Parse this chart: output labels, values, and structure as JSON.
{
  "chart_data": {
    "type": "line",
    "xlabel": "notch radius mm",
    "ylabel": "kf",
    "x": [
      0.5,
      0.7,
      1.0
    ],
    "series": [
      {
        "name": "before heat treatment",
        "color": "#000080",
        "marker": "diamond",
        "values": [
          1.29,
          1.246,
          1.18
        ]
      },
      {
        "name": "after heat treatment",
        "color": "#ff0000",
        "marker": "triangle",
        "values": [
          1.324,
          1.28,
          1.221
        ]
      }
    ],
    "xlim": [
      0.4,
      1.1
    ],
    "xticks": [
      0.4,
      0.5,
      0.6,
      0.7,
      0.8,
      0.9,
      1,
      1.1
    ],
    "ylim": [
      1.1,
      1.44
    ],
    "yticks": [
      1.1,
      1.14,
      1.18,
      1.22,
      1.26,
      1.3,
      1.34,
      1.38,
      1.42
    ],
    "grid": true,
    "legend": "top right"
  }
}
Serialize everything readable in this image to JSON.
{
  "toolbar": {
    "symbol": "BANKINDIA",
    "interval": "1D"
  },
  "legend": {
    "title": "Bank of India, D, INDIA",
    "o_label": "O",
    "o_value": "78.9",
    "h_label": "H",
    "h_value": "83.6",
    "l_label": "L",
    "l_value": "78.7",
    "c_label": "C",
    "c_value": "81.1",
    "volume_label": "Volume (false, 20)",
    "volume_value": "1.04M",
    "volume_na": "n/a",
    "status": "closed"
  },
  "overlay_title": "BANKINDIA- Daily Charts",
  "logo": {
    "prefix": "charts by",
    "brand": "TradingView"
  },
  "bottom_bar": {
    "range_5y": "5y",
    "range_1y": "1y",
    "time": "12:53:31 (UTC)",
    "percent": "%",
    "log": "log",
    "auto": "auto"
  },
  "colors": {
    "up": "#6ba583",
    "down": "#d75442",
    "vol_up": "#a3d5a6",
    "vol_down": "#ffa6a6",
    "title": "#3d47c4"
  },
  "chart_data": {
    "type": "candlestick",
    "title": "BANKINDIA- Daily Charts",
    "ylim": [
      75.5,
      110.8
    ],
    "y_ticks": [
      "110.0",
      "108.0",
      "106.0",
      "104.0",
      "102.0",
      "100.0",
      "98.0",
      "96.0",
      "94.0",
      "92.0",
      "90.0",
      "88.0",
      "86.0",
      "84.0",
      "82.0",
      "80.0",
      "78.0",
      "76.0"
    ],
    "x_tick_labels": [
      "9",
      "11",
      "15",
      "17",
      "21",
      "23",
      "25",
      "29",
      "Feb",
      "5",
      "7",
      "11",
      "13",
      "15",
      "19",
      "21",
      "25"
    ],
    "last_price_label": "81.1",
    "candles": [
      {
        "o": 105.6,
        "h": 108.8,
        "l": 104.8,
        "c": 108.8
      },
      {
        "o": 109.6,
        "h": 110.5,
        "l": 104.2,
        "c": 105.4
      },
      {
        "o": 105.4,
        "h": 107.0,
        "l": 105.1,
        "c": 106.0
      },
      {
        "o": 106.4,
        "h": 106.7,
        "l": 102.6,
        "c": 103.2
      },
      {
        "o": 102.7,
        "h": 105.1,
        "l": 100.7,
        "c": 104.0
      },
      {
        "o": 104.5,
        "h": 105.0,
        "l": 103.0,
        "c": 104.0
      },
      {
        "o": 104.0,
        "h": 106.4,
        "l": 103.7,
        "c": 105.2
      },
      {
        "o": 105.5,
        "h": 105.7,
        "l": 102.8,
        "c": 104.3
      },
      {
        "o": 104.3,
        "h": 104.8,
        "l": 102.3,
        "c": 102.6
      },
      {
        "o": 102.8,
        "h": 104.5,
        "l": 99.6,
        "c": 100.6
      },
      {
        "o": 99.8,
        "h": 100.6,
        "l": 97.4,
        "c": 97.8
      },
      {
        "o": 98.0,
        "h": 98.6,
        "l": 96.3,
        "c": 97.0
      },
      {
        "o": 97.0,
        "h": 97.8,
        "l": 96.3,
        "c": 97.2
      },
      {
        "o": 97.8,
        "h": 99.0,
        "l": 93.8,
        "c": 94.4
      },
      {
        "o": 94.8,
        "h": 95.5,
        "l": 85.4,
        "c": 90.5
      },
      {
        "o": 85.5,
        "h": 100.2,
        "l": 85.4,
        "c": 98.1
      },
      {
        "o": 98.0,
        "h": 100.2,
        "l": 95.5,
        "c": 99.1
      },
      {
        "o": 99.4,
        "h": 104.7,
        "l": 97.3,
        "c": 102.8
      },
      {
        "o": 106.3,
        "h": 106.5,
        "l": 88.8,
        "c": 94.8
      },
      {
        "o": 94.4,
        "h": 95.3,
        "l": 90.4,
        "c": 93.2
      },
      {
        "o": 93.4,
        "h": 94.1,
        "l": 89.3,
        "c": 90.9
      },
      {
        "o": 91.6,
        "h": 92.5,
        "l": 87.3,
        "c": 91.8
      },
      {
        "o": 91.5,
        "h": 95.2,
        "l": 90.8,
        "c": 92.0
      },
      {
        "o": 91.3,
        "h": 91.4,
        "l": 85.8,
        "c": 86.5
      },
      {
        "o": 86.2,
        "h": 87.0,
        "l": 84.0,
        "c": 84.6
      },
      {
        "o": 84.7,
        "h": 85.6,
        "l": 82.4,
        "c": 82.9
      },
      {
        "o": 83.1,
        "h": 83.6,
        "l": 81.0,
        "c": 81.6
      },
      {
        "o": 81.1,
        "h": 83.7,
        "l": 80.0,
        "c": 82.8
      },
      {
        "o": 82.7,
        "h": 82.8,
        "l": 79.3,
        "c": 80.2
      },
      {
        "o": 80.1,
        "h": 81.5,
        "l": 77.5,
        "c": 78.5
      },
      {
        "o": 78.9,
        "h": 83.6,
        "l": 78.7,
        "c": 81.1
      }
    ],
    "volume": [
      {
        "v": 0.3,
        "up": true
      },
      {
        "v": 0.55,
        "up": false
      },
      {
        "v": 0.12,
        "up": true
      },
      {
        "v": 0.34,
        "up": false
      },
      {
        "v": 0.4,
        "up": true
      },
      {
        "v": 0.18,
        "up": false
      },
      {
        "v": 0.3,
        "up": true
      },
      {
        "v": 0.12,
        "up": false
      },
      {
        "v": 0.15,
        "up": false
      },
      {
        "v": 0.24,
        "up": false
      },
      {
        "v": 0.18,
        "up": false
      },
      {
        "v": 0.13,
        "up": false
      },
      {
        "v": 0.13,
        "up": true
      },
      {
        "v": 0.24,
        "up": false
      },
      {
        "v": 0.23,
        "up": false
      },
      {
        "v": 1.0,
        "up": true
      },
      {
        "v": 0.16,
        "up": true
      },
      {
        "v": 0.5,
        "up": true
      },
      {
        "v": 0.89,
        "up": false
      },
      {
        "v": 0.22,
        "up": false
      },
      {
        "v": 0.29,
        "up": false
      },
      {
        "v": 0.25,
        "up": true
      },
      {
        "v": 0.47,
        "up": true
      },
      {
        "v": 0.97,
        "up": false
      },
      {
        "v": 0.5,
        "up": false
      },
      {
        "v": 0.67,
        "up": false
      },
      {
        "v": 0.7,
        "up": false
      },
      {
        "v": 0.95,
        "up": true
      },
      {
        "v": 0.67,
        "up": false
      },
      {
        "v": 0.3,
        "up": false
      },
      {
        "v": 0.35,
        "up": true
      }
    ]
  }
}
------------------------------------------------------------
EXERCISE OBJECTIVE: Give every line of the material that includes the string "name".

ANSWER FOR THIS EXERCISE:
        "name": "before heat treatment",
        "name": "after heat treatment",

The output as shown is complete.